Provided information »
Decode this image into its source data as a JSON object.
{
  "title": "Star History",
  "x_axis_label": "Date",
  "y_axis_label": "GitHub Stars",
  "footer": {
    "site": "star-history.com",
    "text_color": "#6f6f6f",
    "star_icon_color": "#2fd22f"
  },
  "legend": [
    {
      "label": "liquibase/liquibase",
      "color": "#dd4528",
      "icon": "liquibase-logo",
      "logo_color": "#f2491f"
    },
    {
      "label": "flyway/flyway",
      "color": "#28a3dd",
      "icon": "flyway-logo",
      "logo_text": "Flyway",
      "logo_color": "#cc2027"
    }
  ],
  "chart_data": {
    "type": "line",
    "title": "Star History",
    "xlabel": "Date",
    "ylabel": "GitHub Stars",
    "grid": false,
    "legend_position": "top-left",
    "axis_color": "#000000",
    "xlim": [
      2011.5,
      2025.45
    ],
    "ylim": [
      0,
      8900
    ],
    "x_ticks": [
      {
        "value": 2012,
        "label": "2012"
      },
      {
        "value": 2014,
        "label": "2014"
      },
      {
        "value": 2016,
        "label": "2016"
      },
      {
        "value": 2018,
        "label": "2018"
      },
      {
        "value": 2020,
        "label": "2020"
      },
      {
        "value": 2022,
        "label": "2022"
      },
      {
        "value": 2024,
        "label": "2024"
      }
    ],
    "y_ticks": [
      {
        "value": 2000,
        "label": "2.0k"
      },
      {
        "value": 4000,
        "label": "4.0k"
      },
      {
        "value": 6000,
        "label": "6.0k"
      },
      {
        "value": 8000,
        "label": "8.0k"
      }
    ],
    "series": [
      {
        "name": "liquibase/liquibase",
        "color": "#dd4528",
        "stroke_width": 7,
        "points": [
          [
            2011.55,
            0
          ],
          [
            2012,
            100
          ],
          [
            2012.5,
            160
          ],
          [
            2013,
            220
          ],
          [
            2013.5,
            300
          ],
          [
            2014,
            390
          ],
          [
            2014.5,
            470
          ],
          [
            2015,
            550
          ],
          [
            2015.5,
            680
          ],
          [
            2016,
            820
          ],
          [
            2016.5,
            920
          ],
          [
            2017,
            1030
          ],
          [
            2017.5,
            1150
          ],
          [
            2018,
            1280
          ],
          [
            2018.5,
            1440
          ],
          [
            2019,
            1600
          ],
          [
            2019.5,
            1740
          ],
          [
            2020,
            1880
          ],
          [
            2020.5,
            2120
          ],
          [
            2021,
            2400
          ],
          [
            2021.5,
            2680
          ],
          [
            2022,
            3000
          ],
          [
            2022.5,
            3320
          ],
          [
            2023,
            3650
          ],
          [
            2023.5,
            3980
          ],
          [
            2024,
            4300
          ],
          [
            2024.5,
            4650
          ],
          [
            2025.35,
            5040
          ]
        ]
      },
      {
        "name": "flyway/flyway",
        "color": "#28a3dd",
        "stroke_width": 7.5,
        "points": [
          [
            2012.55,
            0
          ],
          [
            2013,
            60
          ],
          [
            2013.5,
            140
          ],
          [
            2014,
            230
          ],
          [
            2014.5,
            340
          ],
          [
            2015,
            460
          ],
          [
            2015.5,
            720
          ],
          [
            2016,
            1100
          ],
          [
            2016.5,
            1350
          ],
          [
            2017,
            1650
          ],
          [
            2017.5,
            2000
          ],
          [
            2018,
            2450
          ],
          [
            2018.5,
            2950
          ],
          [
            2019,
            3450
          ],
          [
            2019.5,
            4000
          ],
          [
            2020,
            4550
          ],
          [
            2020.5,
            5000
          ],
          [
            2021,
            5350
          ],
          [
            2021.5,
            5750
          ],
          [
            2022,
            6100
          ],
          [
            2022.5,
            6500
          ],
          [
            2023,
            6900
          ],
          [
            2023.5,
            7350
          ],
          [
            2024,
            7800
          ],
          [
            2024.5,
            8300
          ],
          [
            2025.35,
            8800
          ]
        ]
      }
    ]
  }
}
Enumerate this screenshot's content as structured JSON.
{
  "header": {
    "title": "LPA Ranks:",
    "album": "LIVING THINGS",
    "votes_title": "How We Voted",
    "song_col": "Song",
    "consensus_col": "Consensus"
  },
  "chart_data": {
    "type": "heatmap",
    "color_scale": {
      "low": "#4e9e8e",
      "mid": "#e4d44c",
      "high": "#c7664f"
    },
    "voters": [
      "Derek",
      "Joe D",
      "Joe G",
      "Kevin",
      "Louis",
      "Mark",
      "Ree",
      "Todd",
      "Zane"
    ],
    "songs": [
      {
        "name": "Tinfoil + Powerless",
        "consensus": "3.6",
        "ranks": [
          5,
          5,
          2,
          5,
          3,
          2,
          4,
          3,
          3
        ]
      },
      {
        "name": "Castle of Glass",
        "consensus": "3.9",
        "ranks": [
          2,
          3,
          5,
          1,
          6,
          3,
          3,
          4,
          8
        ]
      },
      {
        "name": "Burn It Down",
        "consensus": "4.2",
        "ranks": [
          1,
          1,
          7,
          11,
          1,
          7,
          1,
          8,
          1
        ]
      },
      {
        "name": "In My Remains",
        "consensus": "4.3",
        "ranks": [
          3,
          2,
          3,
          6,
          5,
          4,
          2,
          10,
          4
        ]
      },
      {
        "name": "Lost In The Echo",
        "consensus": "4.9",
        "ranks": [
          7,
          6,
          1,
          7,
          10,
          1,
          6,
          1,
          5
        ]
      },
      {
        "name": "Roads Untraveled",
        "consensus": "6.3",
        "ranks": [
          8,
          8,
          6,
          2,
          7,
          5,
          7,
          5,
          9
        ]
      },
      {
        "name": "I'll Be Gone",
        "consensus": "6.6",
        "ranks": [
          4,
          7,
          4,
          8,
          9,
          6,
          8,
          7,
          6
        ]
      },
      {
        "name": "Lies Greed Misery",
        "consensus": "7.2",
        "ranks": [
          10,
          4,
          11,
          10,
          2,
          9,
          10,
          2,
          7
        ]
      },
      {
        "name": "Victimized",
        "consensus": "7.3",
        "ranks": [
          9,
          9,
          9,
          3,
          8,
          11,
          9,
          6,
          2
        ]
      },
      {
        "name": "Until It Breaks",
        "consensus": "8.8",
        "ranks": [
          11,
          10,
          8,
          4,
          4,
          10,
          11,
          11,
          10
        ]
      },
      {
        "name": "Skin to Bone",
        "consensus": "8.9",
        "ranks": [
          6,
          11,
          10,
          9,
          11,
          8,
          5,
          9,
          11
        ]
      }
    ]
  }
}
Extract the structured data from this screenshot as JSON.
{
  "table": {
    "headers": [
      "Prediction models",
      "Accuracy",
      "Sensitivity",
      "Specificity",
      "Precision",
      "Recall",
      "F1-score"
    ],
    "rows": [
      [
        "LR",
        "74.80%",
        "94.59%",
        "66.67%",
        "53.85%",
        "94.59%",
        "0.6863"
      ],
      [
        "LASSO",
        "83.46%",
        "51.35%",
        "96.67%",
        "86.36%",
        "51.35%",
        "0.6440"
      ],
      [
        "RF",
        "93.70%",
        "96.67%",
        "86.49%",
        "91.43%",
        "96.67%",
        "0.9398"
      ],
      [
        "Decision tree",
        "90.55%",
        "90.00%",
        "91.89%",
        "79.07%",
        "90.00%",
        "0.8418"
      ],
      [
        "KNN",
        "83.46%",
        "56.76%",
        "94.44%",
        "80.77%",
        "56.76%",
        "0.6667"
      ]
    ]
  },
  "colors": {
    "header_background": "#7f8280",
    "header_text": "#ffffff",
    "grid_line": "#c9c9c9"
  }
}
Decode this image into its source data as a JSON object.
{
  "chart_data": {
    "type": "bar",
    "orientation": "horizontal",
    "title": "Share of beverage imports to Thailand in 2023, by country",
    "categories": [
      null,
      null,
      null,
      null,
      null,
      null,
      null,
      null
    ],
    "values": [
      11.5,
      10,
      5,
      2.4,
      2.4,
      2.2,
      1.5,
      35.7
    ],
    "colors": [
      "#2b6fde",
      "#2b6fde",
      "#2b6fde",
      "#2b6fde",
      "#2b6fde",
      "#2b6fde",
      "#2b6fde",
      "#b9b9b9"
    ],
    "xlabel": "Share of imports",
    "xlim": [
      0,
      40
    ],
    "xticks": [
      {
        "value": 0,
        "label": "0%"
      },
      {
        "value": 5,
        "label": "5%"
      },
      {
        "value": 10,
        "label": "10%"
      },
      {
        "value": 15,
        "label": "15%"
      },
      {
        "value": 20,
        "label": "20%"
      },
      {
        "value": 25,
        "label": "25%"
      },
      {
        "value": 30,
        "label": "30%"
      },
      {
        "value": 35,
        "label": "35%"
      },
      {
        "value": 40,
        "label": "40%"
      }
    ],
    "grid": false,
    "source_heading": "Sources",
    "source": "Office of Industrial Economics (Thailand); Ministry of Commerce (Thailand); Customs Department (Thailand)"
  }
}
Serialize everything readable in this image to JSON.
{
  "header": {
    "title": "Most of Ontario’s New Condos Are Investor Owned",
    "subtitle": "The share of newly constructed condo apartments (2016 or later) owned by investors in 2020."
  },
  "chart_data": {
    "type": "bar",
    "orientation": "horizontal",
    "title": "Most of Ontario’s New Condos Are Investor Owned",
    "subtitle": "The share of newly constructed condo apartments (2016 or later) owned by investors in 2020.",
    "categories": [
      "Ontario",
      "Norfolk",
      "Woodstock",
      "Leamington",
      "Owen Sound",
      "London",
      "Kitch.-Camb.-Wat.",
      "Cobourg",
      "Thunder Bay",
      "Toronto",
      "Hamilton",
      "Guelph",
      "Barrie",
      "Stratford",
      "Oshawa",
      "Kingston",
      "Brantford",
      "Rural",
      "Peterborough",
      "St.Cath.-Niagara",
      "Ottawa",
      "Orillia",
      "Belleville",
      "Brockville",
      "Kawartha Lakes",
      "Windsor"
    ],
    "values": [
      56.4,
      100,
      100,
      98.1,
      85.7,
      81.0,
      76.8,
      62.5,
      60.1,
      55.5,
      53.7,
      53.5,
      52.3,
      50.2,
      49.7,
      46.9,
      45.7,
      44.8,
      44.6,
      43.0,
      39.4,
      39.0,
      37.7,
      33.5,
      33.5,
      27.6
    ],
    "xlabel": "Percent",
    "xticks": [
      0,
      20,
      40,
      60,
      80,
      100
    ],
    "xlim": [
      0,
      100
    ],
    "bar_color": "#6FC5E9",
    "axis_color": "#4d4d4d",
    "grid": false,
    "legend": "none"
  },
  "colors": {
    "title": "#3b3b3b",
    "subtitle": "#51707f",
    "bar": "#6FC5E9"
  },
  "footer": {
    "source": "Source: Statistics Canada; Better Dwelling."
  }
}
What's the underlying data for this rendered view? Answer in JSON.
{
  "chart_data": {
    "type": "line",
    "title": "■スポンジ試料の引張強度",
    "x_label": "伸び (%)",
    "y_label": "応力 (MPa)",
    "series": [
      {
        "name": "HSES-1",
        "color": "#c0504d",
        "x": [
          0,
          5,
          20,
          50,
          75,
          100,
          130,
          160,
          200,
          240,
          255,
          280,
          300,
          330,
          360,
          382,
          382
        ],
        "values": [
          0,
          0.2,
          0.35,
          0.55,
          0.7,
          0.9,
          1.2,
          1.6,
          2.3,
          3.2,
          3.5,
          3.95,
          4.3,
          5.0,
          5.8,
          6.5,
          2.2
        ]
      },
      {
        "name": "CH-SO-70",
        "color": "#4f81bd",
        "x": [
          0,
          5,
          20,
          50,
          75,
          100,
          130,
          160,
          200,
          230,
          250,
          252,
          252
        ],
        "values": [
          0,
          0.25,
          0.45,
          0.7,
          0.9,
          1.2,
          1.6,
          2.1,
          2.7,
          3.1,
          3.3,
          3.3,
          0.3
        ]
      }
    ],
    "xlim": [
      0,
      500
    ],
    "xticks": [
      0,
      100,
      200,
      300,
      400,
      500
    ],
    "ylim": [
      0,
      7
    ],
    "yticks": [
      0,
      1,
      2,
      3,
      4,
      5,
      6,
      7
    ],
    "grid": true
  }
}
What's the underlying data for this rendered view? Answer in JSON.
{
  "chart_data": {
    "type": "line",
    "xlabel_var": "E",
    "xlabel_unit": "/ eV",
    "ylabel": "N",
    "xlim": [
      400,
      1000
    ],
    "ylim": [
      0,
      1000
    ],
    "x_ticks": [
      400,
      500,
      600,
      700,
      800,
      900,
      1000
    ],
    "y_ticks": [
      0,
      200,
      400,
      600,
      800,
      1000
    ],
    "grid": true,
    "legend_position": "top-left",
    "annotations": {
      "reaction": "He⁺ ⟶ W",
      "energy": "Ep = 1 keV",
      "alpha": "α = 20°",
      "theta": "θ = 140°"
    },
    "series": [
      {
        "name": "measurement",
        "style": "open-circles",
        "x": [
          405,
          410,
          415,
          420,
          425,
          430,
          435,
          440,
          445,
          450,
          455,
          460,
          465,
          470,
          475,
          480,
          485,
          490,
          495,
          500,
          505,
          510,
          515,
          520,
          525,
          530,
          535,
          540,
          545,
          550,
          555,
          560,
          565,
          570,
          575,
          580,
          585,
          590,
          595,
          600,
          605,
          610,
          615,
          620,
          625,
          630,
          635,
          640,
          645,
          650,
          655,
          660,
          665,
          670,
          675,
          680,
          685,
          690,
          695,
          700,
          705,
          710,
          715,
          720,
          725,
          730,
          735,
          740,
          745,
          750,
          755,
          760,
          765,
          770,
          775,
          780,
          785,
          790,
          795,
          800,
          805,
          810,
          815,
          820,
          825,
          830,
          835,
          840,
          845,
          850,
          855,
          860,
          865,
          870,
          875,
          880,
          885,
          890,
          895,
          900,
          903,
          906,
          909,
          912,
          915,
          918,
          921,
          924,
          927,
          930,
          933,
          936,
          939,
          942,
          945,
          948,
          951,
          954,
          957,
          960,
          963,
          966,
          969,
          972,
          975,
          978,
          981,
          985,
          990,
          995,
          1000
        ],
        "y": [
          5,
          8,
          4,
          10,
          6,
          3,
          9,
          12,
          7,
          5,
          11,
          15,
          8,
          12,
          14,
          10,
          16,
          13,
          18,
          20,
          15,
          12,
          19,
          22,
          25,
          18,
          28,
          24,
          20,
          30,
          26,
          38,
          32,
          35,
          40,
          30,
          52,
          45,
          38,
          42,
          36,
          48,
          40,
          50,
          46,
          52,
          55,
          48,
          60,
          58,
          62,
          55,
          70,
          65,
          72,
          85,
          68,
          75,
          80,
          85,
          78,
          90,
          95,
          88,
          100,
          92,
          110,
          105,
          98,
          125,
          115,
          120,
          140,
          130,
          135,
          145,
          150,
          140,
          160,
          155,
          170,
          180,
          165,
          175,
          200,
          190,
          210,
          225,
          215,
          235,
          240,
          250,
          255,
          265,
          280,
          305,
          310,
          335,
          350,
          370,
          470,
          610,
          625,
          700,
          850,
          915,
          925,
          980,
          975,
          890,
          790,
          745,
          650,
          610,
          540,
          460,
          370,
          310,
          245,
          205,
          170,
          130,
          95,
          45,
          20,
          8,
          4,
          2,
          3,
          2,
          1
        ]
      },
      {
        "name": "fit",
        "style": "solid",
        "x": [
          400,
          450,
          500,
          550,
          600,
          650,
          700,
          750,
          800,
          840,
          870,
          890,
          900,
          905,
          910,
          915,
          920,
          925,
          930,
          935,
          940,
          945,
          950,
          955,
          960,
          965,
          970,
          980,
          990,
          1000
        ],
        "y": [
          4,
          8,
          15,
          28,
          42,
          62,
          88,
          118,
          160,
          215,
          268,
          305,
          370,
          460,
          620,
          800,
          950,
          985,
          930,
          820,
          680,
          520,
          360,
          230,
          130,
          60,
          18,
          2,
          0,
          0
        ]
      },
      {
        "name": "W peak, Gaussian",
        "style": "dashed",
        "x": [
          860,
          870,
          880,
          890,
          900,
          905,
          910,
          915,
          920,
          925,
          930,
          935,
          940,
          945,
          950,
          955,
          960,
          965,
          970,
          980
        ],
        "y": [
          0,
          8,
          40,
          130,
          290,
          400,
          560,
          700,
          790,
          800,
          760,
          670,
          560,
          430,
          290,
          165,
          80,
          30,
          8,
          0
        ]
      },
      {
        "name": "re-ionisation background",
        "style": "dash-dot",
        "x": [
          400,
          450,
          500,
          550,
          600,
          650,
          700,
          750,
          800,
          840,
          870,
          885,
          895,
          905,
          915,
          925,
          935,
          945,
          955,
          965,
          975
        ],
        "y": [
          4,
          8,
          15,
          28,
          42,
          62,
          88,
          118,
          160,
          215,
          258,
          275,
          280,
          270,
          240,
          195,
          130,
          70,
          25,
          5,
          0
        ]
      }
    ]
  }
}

Objective » Gather from the data above every line with the string "investors".

Solution for this exercise »
    "subtitle": "The share of newly constructed condo apartments (2016 or later) owned by investors in 2020."
    "subtitle": "The share of newly constructed condo apartments (2016 or later) owned by investors in 2020.",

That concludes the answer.